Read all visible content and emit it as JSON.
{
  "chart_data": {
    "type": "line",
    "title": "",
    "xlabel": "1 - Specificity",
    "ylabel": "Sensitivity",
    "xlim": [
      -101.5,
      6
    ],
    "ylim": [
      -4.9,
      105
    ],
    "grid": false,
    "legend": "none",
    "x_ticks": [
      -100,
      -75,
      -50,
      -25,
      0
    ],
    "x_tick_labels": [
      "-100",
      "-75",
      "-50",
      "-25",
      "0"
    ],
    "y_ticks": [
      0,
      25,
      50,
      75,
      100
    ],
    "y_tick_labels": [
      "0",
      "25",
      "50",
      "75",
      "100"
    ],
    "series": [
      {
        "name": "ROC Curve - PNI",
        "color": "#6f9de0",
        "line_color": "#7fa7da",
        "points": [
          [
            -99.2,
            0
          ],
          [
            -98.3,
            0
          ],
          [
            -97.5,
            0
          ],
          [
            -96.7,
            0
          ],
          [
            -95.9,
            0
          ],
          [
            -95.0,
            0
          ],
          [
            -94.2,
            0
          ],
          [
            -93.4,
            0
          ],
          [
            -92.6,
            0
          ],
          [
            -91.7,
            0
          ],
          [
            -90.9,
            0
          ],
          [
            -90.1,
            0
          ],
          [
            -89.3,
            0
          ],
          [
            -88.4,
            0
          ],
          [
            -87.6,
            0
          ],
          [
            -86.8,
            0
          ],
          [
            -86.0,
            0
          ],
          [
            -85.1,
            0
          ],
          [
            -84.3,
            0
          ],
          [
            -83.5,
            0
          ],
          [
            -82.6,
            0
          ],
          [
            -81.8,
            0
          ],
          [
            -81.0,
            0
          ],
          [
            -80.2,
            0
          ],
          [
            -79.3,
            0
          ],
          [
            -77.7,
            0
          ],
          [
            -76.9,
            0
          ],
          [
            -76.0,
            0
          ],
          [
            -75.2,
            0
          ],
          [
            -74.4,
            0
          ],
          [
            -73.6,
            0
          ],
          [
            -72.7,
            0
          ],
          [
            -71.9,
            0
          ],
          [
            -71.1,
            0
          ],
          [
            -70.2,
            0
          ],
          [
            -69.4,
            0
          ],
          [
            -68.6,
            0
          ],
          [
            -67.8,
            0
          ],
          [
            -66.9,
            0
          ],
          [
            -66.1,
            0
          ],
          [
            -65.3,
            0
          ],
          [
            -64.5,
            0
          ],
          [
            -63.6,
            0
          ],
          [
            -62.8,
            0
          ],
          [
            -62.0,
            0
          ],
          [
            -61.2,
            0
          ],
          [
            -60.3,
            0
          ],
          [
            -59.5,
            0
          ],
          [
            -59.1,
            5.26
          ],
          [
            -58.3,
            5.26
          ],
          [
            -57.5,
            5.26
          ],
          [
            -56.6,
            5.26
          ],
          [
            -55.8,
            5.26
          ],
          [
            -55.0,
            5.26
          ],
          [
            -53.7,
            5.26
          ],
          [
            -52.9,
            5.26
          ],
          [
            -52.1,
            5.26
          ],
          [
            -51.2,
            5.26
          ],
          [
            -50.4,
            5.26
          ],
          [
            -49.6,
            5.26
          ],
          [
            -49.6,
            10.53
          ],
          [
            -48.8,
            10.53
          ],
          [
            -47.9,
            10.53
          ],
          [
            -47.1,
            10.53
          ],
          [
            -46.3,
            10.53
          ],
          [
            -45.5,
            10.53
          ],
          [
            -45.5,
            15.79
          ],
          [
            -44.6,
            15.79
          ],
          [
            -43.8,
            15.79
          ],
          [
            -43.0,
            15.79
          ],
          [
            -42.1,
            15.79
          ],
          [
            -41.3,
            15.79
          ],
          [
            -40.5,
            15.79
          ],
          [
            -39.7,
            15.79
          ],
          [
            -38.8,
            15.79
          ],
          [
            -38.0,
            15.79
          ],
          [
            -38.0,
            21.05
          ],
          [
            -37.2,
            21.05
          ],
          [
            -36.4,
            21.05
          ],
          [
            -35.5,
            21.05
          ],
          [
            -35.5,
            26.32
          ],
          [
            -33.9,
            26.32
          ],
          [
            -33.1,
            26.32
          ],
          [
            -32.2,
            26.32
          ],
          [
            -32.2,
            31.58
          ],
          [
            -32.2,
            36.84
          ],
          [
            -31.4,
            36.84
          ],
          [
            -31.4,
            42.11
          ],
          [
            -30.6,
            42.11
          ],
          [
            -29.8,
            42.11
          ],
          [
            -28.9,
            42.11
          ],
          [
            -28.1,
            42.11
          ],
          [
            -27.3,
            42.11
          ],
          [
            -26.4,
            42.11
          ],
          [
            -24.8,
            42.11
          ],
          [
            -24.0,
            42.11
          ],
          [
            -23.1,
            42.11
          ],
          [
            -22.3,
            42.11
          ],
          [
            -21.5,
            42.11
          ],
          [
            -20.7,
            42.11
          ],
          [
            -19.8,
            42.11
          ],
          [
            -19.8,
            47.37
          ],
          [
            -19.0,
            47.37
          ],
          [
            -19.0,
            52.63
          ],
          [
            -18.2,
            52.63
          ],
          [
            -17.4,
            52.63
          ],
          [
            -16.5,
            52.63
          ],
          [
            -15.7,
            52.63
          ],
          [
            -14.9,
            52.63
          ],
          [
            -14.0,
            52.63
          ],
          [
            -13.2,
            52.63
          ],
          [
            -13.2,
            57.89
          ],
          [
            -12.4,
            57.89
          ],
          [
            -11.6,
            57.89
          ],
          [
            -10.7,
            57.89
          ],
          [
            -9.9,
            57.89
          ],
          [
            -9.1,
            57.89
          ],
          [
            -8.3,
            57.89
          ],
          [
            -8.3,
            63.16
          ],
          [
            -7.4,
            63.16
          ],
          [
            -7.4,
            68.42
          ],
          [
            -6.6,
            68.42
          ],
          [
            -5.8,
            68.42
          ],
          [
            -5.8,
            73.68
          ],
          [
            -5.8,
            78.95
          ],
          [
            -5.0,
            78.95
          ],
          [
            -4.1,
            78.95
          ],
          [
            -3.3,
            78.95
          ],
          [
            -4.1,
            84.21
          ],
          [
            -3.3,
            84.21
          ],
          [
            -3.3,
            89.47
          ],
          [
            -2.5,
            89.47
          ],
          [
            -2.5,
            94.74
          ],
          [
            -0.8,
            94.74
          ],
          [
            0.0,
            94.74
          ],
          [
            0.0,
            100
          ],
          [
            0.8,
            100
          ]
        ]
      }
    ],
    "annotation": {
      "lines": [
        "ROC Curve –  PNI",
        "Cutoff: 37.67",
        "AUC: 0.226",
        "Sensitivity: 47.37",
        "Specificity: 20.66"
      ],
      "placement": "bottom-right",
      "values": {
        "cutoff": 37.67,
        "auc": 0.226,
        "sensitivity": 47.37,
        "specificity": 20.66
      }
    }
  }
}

_ _ _ _

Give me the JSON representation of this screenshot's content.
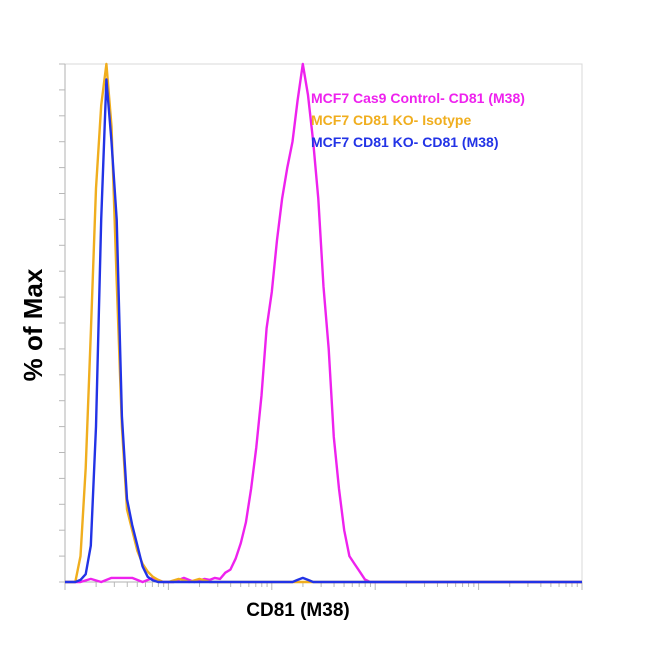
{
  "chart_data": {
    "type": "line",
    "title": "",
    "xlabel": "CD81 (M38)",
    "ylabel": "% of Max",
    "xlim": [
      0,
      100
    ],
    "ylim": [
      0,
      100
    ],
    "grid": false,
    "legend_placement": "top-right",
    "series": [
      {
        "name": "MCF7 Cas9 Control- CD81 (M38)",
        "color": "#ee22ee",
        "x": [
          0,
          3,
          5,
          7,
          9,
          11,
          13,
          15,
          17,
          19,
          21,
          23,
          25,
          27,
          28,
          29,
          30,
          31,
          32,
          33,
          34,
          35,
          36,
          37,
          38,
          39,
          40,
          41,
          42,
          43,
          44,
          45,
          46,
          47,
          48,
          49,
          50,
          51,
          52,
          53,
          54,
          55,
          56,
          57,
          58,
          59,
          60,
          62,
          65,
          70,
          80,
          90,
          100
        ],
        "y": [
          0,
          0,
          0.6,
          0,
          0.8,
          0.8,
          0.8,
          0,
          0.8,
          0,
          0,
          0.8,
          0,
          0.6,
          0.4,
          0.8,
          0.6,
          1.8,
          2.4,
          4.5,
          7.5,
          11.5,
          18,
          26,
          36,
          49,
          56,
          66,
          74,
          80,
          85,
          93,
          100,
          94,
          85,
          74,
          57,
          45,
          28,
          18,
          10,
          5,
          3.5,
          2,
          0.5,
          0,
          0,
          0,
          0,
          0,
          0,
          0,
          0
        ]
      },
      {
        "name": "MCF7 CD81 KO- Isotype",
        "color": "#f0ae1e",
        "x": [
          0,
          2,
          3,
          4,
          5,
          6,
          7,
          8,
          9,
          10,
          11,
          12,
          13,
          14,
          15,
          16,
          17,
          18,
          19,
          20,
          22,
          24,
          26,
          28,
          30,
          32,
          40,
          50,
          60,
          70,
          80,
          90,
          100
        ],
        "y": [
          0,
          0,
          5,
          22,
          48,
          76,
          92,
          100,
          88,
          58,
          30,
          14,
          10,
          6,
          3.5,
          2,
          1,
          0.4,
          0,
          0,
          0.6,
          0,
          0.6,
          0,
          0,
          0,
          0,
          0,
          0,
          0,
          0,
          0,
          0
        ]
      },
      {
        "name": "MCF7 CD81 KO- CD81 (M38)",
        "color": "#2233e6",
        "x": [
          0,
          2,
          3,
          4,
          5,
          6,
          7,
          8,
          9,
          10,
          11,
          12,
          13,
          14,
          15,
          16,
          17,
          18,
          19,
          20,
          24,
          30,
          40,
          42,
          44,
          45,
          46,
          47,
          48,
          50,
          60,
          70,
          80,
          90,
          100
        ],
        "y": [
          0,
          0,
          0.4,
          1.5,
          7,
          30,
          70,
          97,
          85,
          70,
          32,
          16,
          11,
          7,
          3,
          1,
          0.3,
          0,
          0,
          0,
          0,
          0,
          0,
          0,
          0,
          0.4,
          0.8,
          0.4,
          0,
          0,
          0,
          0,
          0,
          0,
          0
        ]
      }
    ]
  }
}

_ _ _ _

Copy out every line in the entries above that holds "name".

        "name": "ROC Curve - PNI",
        "name": "MCF7 Cas9 Control- CD81 (M38)",
        "name": "MCF7 CD81 KO- Isotype",
        "name": "MCF7 CD81 KO- CD81 (M38)",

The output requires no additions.